EXERCISE -
Go through the data below and copy it exactly, skipping every picture.

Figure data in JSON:
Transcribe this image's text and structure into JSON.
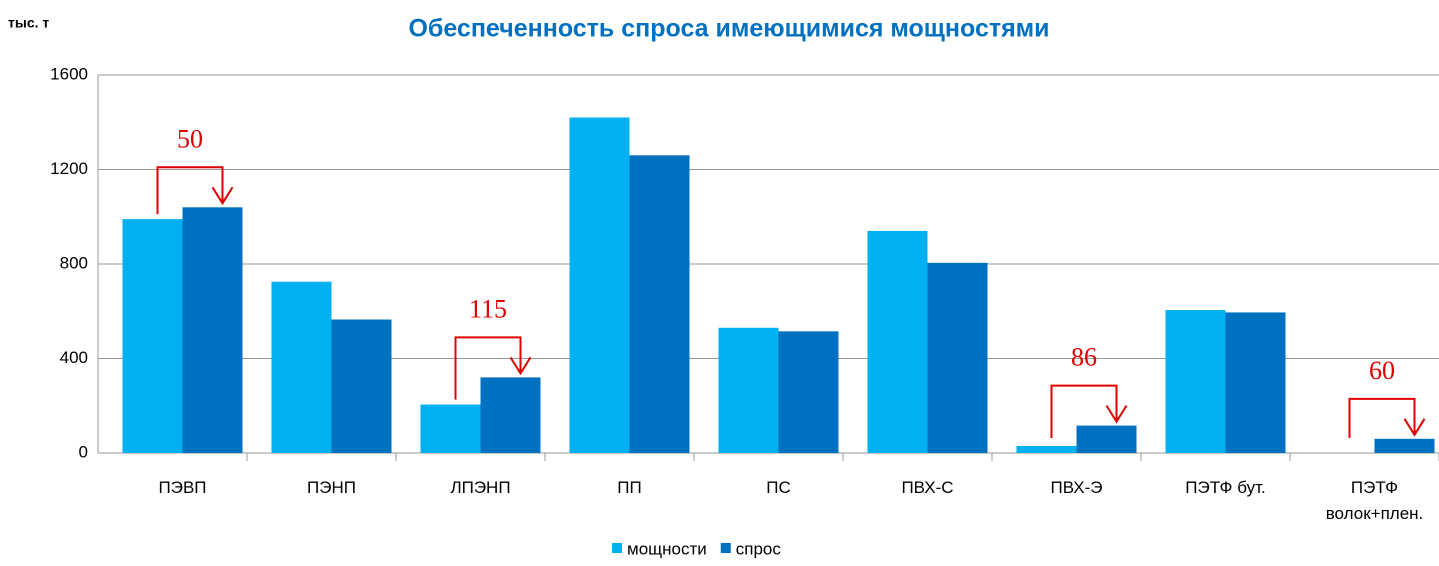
{
  "chart_data": {
    "type": "bar",
    "title": "Обеспеченность спроса имеющимися мощностями",
    "ylabel": "тыс. т",
    "categories": [
      "ПЭВП",
      "ПЭНП",
      "ЛПЭНП",
      "ПП",
      "ПС",
      "ПВХ-С",
      "ПВХ-Э",
      "ПЭТФ бут.",
      "ПЭТФ\nволок+плен."
    ],
    "series": [
      {
        "name": "мощности",
        "color": "#00b0f0",
        "values": [
          990,
          725,
          205,
          1420,
          530,
          940,
          30,
          605,
          0
        ]
      },
      {
        "name": "спрос",
        "color": "#0070c0",
        "values": [
          1040,
          565,
          320,
          1260,
          515,
          805,
          116,
          595,
          60
        ]
      }
    ],
    "deficit": [
      50,
      null,
      115,
      null,
      null,
      null,
      86,
      null,
      60
    ],
    "deficit_color": "#e00000",
    "ylim": [
      0,
      1600
    ],
    "yticks": [
      0,
      400,
      800,
      1200,
      1600
    ],
    "grid": true,
    "legend": "bottom"
  }
}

IN RESPONSE -
Transcribe this image's text and structure into JSON.
{
  "chart_data": {
    "type": "bar",
    "title": "Обеспеченность спроса имеющимися мощностями",
    "ylabel": "тыс. т",
    "categories": [
      "ПЭВП",
      "ПЭНП",
      "ЛПЭНП",
      "ПП",
      "ПС",
      "ПВХ-С",
      "ПВХ-Э",
      "ПЭТФ бут.",
      "ПЭТФ\nволок+плен."
    ],
    "series": [
      {
        "name": "мощности",
        "color": "#00b0f0",
        "values": [
          990,
          725,
          205,
          1420,
          530,
          940,
          30,
          605,
          0
        ]
      },
      {
        "name": "спрос",
        "color": "#0070c0",
        "values": [
          1040,
          565,
          320,
          1260,
          515,
          805,
          116,
          595,
          60
        ]
      }
    ],
    "deficit": [
      50,
      null,
      115,
      null,
      null,
      null,
      86,
      null,
      60
    ],
    "deficit_color": "#e00000",
    "ylim": [
      0,
      1600
    ],
    "yticks": [
      0,
      400,
      800,
      1200,
      1600
    ],
    "grid": true,
    "legend": "bottom"
  }
}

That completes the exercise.